%%
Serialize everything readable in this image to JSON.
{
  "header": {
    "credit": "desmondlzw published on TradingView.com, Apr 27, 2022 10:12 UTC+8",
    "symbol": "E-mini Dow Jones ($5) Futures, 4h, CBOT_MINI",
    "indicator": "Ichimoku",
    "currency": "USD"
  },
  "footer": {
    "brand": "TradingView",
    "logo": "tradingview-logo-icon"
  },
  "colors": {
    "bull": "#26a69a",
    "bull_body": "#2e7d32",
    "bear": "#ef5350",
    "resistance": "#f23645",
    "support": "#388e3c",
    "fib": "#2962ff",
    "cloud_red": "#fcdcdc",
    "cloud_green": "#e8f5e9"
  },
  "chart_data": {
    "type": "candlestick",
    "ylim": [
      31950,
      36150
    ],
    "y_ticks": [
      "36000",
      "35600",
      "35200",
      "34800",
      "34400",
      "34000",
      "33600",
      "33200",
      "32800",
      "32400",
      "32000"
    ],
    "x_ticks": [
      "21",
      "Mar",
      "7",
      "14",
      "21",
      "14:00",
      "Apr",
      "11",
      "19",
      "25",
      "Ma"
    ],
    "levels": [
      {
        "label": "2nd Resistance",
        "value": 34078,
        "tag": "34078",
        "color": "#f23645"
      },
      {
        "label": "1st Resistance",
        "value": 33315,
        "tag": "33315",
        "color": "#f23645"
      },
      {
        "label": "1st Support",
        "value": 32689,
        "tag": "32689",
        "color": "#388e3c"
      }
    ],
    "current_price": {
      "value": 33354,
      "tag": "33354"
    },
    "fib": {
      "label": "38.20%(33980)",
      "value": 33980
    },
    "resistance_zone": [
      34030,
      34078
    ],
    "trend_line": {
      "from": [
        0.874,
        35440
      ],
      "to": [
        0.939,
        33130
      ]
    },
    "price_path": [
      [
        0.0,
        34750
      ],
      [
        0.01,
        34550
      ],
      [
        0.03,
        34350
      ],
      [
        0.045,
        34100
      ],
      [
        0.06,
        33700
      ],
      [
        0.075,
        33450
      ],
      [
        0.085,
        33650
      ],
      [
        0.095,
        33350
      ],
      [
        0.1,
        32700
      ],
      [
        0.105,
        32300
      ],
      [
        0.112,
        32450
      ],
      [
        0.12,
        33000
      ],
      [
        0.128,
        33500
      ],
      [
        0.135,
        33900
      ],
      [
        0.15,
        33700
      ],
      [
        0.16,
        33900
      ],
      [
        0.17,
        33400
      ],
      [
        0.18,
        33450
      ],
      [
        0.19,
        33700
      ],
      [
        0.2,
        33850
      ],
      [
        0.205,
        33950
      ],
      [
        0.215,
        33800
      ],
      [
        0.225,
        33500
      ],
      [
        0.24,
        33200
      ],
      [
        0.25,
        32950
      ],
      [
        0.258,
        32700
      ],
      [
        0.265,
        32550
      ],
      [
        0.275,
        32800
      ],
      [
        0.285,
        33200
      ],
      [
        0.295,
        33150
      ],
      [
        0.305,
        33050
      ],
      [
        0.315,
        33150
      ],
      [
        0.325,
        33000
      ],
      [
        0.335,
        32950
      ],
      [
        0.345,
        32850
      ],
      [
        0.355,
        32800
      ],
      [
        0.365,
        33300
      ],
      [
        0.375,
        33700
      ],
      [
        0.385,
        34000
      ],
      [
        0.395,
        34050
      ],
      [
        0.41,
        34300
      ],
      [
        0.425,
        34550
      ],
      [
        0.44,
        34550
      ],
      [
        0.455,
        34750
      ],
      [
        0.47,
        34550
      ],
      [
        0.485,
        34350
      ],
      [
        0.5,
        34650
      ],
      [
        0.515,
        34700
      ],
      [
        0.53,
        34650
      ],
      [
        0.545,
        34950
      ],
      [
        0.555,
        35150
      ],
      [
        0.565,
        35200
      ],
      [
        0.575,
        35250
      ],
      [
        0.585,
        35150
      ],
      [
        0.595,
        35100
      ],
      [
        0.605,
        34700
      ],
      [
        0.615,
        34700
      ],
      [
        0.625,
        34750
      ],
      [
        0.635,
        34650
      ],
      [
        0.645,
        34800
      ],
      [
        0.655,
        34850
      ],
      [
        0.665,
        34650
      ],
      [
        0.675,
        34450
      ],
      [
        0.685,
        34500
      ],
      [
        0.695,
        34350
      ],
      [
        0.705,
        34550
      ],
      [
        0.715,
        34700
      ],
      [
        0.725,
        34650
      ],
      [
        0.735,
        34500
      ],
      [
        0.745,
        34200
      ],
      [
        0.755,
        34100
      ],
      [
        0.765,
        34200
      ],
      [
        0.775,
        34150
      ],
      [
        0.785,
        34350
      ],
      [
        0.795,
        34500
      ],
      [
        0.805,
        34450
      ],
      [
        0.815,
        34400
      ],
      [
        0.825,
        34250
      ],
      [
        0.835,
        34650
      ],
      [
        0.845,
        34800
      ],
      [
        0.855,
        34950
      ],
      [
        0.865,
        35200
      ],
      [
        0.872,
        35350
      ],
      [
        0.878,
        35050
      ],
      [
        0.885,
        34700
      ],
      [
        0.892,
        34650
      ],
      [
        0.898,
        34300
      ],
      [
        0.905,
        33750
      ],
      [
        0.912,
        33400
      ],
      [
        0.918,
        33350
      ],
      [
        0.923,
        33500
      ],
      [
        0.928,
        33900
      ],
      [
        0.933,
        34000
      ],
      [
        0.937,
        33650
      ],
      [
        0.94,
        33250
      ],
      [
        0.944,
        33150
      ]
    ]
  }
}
%%
§ GIVEN REQUEST
Copy out the whole listing exactly as written.

§ WORKED SOLUTION
Serialize everything readable in this image to JSON.
{
  "header": {
    "credit": "desmondlzw published on TradingView.com, Apr 27, 2022 10:12 UTC+8",
    "symbol": "E-mini Dow Jones ($5) Futures, 4h, CBOT_MINI",
    "indicator": "Ichimoku",
    "currency": "USD"
  },
  "footer": {
    "brand": "TradingView",
    "logo": "tradingview-logo-icon"
  },
  "colors": {
    "bull": "#26a69a",
    "bull_body": "#2e7d32",
    "bear": "#ef5350",
    "resistance": "#f23645",
    "support": "#388e3c",
    "fib": "#2962ff",
    "cloud_red": "#fcdcdc",
    "cloud_green": "#e8f5e9"
  },
  "chart_data": {
    "type": "candlestick",
    "ylim": [
      31950,
      36150
    ],
    "y_ticks": [
      "36000",
      "35600",
      "35200",
      "34800",
      "34400",
      "34000",
      "33600",
      "33200",
      "32800",
      "32400",
      "32000"
    ],
    "x_ticks": [
      "21",
      "Mar",
      "7",
      "14",
      "21",
      "14:00",
      "Apr",
      "11",
      "19",
      "25",
      "Ma"
    ],
    "levels": [
      {
        "label": "2nd Resistance",
        "value": 34078,
        "tag": "34078",
        "color": "#f23645"
      },
      {
        "label": "1st Resistance",
        "value": 33315,
        "tag": "33315",
        "color": "#f23645"
      },
      {
        "label": "1st Support",
        "value": 32689,
        "tag": "32689",
        "color": "#388e3c"
      }
    ],
    "current_price": {
      "value": 33354,
      "tag": "33354"
    },
    "fib": {
      "label": "38.20%(33980)",
      "value": 33980
    },
    "resistance_zone": [
      34030,
      34078
    ],
    "trend_line": {
      "from": [
        0.874,
        35440
      ],
      "to": [
        0.939,
        33130
      ]
    },
    "price_path": [
      [
        0.0,
        34750
      ],
      [
        0.01,
        34550
      ],
      [
        0.03,
        34350
      ],
      [
        0.045,
        34100
      ],
      [
        0.06,
        33700
      ],
      [
        0.075,
        33450
      ],
      [
        0.085,
        33650
      ],
      [
        0.095,
        33350
      ],
      [
        0.1,
        32700
      ],
      [
        0.105,
        32300
      ],
      [
        0.112,
        32450
      ],
      [
        0.12,
        33000
      ],
      [
        0.128,
        33500
      ],
      [
        0.135,
        33900
      ],
      [
        0.15,
        33700
      ],
      [
        0.16,
        33900
      ],
      [
        0.17,
        33400
      ],
      [
        0.18,
        33450
      ],
      [
        0.19,
        33700
      ],
      [
        0.2,
        33850
      ],
      [
        0.205,
        33950
      ],
      [
        0.215,
        33800
      ],
      [
        0.225,
        33500
      ],
      [
        0.24,
        33200
      ],
      [
        0.25,
        32950
      ],
      [
        0.258,
        32700
      ],
      [
        0.265,
        32550
      ],
      [
        0.275,
        32800
      ],
      [
        0.285,
        33200
      ],
      [
        0.295,
        33150
      ],
      [
        0.305,
        33050
      ],
      [
        0.315,
        33150
      ],
      [
        0.325,
        33000
      ],
      [
        0.335,
        32950
      ],
      [
        0.345,
        32850
      ],
      [
        0.355,
        32800
      ],
      [
        0.365,
        33300
      ],
      [
        0.375,
        33700
      ],
      [
        0.385,
        34000
      ],
      [
        0.395,
        34050
      ],
      [
        0.41,
        34300
      ],
      [
        0.425,
        34550
      ],
      [
        0.44,
        34550
      ],
      [
        0.455,
        34750
      ],
      [
        0.47,
        34550
      ],
      [
        0.485,
        34350
      ],
      [
        0.5,
        34650
      ],
      [
        0.515,
        34700
      ],
      [
        0.53,
        34650
      ],
      [
        0.545,
        34950
      ],
      [
        0.555,
        35150
      ],
      [
        0.565,
        35200
      ],
      [
        0.575,
        35250
      ],
      [
        0.585,
        35150
      ],
      [
        0.595,
        35100
      ],
      [
        0.605,
        34700
      ],
      [
        0.615,
        34700
      ],
      [
        0.625,
        34750
      ],
      [
        0.635,
        34650
      ],
      [
        0.645,
        34800
      ],
      [
        0.655,
        34850
      ],
      [
        0.665,
        34650
      ],
      [
        0.675,
        34450
      ],
      [
        0.685,
        34500
      ],
      [
        0.695,
        34350
      ],
      [
        0.705,
        34550
      ],
      [
        0.715,
        34700
      ],
      [
        0.725,
        34650
      ],
      [
        0.735,
        34500
      ],
      [
        0.745,
        34200
      ],
      [
        0.755,
        34100
      ],
      [
        0.765,
        34200
      ],
      [
        0.775,
        34150
      ],
      [
        0.785,
        34350
      ],
      [
        0.795,
        34500
      ],
      [
        0.805,
        34450
      ],
      [
        0.815,
        34400
      ],
      [
        0.825,
        34250
      ],
      [
        0.835,
        34650
      ],
      [
        0.845,
        34800
      ],
      [
        0.855,
        34950
      ],
      [
        0.865,
        35200
      ],
      [
        0.872,
        35350
      ],
      [
        0.878,
        35050
      ],
      [
        0.885,
        34700
      ],
      [
        0.892,
        34650
      ],
      [
        0.898,
        34300
      ],
      [
        0.905,
        33750
      ],
      [
        0.912,
        33400
      ],
      [
        0.918,
        33350
      ],
      [
        0.923,
        33500
      ],
      [
        0.928,
        33900
      ],
      [
        0.933,
        34000
      ],
      [
        0.937,
        33650
      ],
      [
        0.94,
        33250
      ],
      [
        0.944,
        33150
      ]
    ]
  }
}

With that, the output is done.